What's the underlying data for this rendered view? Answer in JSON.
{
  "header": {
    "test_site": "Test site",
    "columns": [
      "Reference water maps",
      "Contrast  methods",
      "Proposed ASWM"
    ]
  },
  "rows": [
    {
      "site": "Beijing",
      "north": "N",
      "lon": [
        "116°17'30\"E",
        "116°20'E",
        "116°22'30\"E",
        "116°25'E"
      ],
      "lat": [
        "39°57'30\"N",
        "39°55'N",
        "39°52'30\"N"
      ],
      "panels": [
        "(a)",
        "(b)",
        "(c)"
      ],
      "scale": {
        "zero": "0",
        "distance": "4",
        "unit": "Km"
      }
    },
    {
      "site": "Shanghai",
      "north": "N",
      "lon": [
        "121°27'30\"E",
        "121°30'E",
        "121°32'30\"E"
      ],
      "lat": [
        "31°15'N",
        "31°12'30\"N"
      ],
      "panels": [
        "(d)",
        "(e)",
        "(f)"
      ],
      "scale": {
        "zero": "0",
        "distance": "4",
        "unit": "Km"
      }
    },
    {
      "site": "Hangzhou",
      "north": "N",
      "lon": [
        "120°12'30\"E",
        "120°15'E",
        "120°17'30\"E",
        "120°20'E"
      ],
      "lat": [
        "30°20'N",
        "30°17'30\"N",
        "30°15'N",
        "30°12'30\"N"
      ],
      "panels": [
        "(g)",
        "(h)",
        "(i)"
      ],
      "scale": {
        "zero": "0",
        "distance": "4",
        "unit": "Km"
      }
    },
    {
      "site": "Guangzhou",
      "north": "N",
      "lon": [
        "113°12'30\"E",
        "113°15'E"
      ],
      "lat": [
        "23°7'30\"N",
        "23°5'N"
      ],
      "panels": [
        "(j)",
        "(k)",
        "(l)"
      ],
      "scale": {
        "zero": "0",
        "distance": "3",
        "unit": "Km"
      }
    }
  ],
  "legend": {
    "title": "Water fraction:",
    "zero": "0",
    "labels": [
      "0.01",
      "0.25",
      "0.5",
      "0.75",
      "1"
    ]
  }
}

^^^^

## Task goal
Reproduce each entry exactly, leaving out nothing.

## Output below
What's the underlying data for this rendered view? Answer in JSON.
{
  "header": {
    "test_site": "Test site",
    "columns": [
      "Reference water maps",
      "Contrast  methods",
      "Proposed ASWM"
    ]
  },
  "rows": [
    {
      "site": "Beijing",
      "north": "N",
      "lon": [
        "116°17'30\"E",
        "116°20'E",
        "116°22'30\"E",
        "116°25'E"
      ],
      "lat": [
        "39°57'30\"N",
        "39°55'N",
        "39°52'30\"N"
      ],
      "panels": [
        "(a)",
        "(b)",
        "(c)"
      ],
      "scale": {
        "zero": "0",
        "distance": "4",
        "unit": "Km"
      }
    },
    {
      "site": "Shanghai",
      "north": "N",
      "lon": [
        "121°27'30\"E",
        "121°30'E",
        "121°32'30\"E"
      ],
      "lat": [
        "31°15'N",
        "31°12'30\"N"
      ],
      "panels": [
        "(d)",
        "(e)",
        "(f)"
      ],
      "scale": {
        "zero": "0",
        "distance": "4",
        "unit": "Km"
      }
    },
    {
      "site": "Hangzhou",
      "north": "N",
      "lon": [
        "120°12'30\"E",
        "120°15'E",
        "120°17'30\"E",
        "120°20'E"
      ],
      "lat": [
        "30°20'N",
        "30°17'30\"N",
        "30°15'N",
        "30°12'30\"N"
      ],
      "panels": [
        "(g)",
        "(h)",
        "(i)"
      ],
      "scale": {
        "zero": "0",
        "distance": "4",
        "unit": "Km"
      }
    },
    {
      "site": "Guangzhou",
      "north": "N",
      "lon": [
        "113°12'30\"E",
        "113°15'E"
      ],
      "lat": [
        "23°7'30\"N",
        "23°5'N"
      ],
      "panels": [
        "(j)",
        "(k)",
        "(l)"
      ],
      "scale": {
        "zero": "0",
        "distance": "3",
        "unit": "Km"
      }
    }
  ],
  "legend": {
    "title": "Water fraction:",
    "zero": "0",
    "labels": [
      "0.01",
      "0.25",
      "0.5",
      "0.75",
      "1"
    ]
  }
}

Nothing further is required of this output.